INSTRUCTIONS FOR THE TASK
Copy each line exactly.

## Start SUPPLIED DATA

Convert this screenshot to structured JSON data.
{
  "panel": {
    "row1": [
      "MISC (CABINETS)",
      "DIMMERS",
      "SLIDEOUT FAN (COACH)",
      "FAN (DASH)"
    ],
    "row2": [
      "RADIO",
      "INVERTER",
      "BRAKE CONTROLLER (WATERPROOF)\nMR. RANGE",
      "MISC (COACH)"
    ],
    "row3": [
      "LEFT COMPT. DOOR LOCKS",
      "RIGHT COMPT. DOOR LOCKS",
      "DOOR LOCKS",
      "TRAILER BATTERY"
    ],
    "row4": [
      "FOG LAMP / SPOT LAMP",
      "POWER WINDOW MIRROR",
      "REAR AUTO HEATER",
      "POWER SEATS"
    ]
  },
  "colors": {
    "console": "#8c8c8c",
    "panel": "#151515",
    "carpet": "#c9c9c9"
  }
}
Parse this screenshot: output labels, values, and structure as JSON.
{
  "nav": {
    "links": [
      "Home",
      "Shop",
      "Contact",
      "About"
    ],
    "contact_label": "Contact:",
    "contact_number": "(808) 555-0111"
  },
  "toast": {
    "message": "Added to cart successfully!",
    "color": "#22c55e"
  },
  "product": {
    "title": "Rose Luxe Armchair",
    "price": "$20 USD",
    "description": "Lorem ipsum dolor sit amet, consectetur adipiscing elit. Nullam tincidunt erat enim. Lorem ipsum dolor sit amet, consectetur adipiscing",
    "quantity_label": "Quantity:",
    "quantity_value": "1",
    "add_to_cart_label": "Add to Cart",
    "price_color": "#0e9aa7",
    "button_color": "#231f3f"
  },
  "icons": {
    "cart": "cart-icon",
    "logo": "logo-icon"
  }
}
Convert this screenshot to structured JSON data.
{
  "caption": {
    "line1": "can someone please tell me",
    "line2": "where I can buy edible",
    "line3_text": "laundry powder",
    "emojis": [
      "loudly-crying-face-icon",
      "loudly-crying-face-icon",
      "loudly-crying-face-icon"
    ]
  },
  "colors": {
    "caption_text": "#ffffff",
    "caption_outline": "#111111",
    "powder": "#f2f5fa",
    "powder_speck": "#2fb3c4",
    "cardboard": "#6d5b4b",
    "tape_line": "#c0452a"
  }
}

## End SUPPLIED DATA

FINISHED TASK
Convert this screenshot to structured JSON data.
{
  "panel": {
    "row1": [
      "MISC (CABINETS)",
      "DIMMERS",
      "SLIDEOUT FAN (COACH)",
      "FAN (DASH)"
    ],
    "row2": [
      "RADIO",
      "INVERTER",
      "BRAKE CONTROLLER (WATERPROOF)\nMR. RANGE",
      "MISC (COACH)"
    ],
    "row3": [
      "LEFT COMPT. DOOR LOCKS",
      "RIGHT COMPT. DOOR LOCKS",
      "DOOR LOCKS",
      "TRAILER BATTERY"
    ],
    "row4": [
      "FOG LAMP / SPOT LAMP",
      "POWER WINDOW MIRROR",
      "REAR AUTO HEATER",
      "POWER SEATS"
    ]
  },
  "colors": {
    "console": "#8c8c8c",
    "panel": "#151515",
    "carpet": "#c9c9c9"
  }
}
Parse this screenshot: output labels, values, and structure as JSON.
{
  "nav": {
    "links": [
      "Home",
      "Shop",
      "Contact",
      "About"
    ],
    "contact_label": "Contact:",
    "contact_number": "(808) 555-0111"
  },
  "toast": {
    "message": "Added to cart successfully!",
    "color": "#22c55e"
  },
  "product": {
    "title": "Rose Luxe Armchair",
    "price": "$20 USD",
    "description": "Lorem ipsum dolor sit amet, consectetur adipiscing elit. Nullam tincidunt erat enim. Lorem ipsum dolor sit amet, consectetur adipiscing",
    "quantity_label": "Quantity:",
    "quantity_value": "1",
    "add_to_cart_label": "Add to Cart",
    "price_color": "#0e9aa7",
    "button_color": "#231f3f"
  },
  "icons": {
    "cart": "cart-icon",
    "logo": "logo-icon"
  }
}
Convert this screenshot to structured JSON data.
{
  "caption": {
    "line1": "can someone please tell me",
    "line2": "where I can buy edible",
    "line3_text": "laundry powder",
    "emojis": [
      "loudly-crying-face-icon",
      "loudly-crying-face-icon",
      "loudly-crying-face-icon"
    ]
  },
  "colors": {
    "caption_text": "#ffffff",
    "caption_outline": "#111111",
    "powder": "#f2f5fa",
    "powder_speck": "#2fb3c4",
    "cardboard": "#6d5b4b",
    "tape_line": "#c0452a"
  }
}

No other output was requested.